[Given exercise] Which lines have the string "this"? Copy all of them from the entries below.

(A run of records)
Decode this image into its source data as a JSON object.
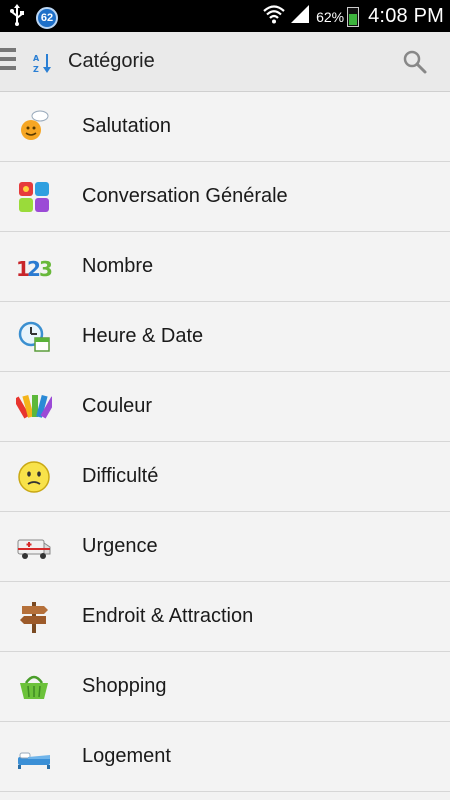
{
  "status_bar": {
    "notification_badge": "62",
    "battery_percent": "62%",
    "time": "4:08 PM"
  },
  "action_bar": {
    "title": "Catégorie"
  },
  "categories": [
    {
      "label": "Salutation",
      "icon": "smiley-wave-icon"
    },
    {
      "label": "Conversation Générale",
      "icon": "blocks-icon"
    },
    {
      "label": "Nombre",
      "icon": "numbers-123-icon"
    },
    {
      "label": "Heure & Date",
      "icon": "clock-calendar-icon"
    },
    {
      "label": "Couleur",
      "icon": "color-swatch-icon"
    },
    {
      "label": "Difficulté",
      "icon": "sad-face-icon"
    },
    {
      "label": "Urgence",
      "icon": "ambulance-icon"
    },
    {
      "label": "Endroit & Attraction",
      "icon": "signpost-icon"
    },
    {
      "label": "Shopping",
      "icon": "shopping-basket-icon"
    },
    {
      "label": "Logement",
      "icon": "bed-icon"
    }
  ],
  "colors": {
    "status_bar_bg": "#000000",
    "action_bar_bg": "#eaeaea",
    "list_bg": "#f3f3f3",
    "divider": "#d6d6d6",
    "badge_blue": "#1e70c9"
  }
}
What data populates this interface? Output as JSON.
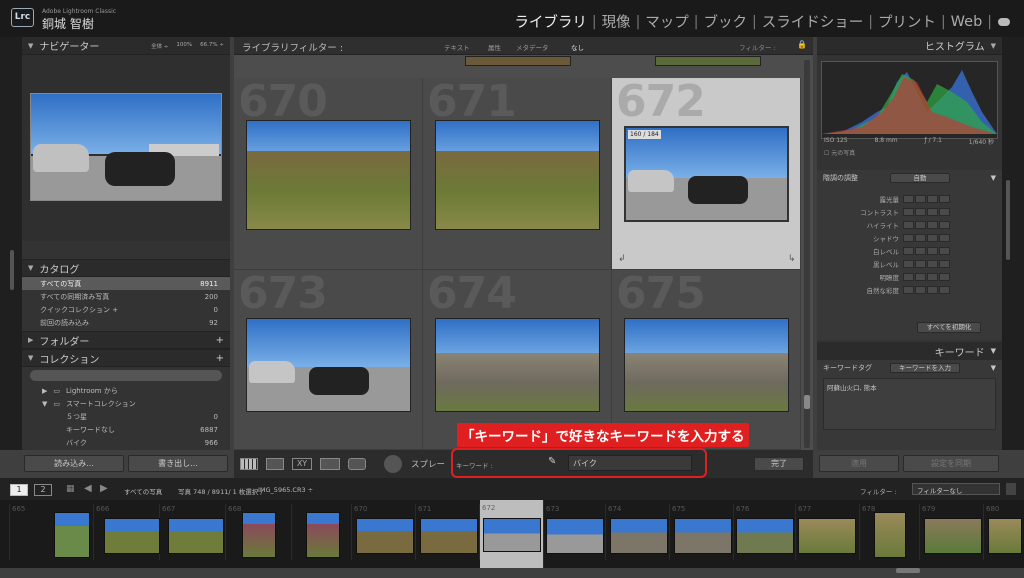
{
  "app": {
    "logo": "Lrc",
    "brand_line1": "Adobe Lightroom Classic",
    "user": "銅城 智樹"
  },
  "modules": [
    "ライブラリ",
    "現像",
    "マップ",
    "ブック",
    "スライドショー",
    "プリント",
    "Web"
  ],
  "navigator": {
    "title": "ナビゲーター",
    "zoom": [
      "全体 ÷",
      "100%",
      "66.7% ÷"
    ]
  },
  "catalog": {
    "title": "カタログ",
    "items": [
      {
        "label": "すべての写真",
        "count": "8911"
      },
      {
        "label": "すべての同期済み写真",
        "count": "200"
      },
      {
        "label": "クイックコレクション +",
        "count": "0"
      },
      {
        "label": "前回の読み込み",
        "count": "92"
      }
    ]
  },
  "folders": {
    "title": "フォルダー"
  },
  "collections": {
    "title": "コレクション",
    "items": [
      {
        "label": "Lightroom から",
        "count": ""
      },
      {
        "label": "スマートコレクション",
        "count": ""
      },
      {
        "label": "５つ星",
        "count": "0"
      },
      {
        "label": "キーワードなし",
        "count": "6887"
      },
      {
        "label": "バイク",
        "count": "966"
      }
    ]
  },
  "left_buttons": {
    "import": "読み込み...",
    "export": "書き出し..."
  },
  "filterbar": {
    "title": "ライブラリフィルター :",
    "options": [
      "テキスト",
      "属性",
      "メタデータ",
      "なし"
    ],
    "filter_label": "フィルター :"
  },
  "grid": {
    "numbers": [
      "670",
      "671",
      "672",
      "673",
      "674",
      "675"
    ],
    "badge": "160 / 184"
  },
  "histogram": {
    "title": "ヒストグラム",
    "iso": "ISO 125",
    "focal": "8.8 mm",
    "aperture": "ƒ / 7.1",
    "shutter": "1/640 秒",
    "original": "元の写真"
  },
  "quick_develop": {
    "preset_label": "階調の調整",
    "auto": "自動",
    "rows": [
      "露光量",
      "コントラスト",
      "ハイライト",
      "シャドウ",
      "白レベル",
      "黒レベル",
      "明瞭度",
      "自然な彩度"
    ],
    "reset": "すべてを初期化"
  },
  "keywords": {
    "title": "キーワード",
    "tag_label": "キーワードタグ",
    "tag_mode": "キーワードを入力",
    "tags": "阿蘇山火口, 熊本",
    "apply_btn": "適用",
    "sync_btn": "設定を同期"
  },
  "toolbar": {
    "spray": "スプレー",
    "kw_label": "キーワード :",
    "kw_value": "バイク",
    "done": "完了"
  },
  "callout": "「キーワード」で好きなキーワードを入力する",
  "secondary": {
    "page1": "1",
    "page2": "2",
    "source": "すべての写真",
    "count_info": "写真 748 / 8911/ 1 枚選択 /",
    "filename": "IMG_5965.CR3 ÷",
    "filter_label": "フィルター :",
    "filter_value": "フィルターなし"
  },
  "filmstrip": {
    "numbers": [
      "",
      "665",
      "666",
      "667",
      "668",
      "",
      "670",
      "671",
      "672",
      "673",
      "674",
      "675",
      "676",
      "677",
      "678",
      "679",
      "680"
    ]
  },
  "colors": {
    "accent": "#e02020",
    "selected_cell": "#c9c9c9"
  }
}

[Completed task]
Decode this image into its source data as a JSON object.
What data populates this interface? Output as JSON.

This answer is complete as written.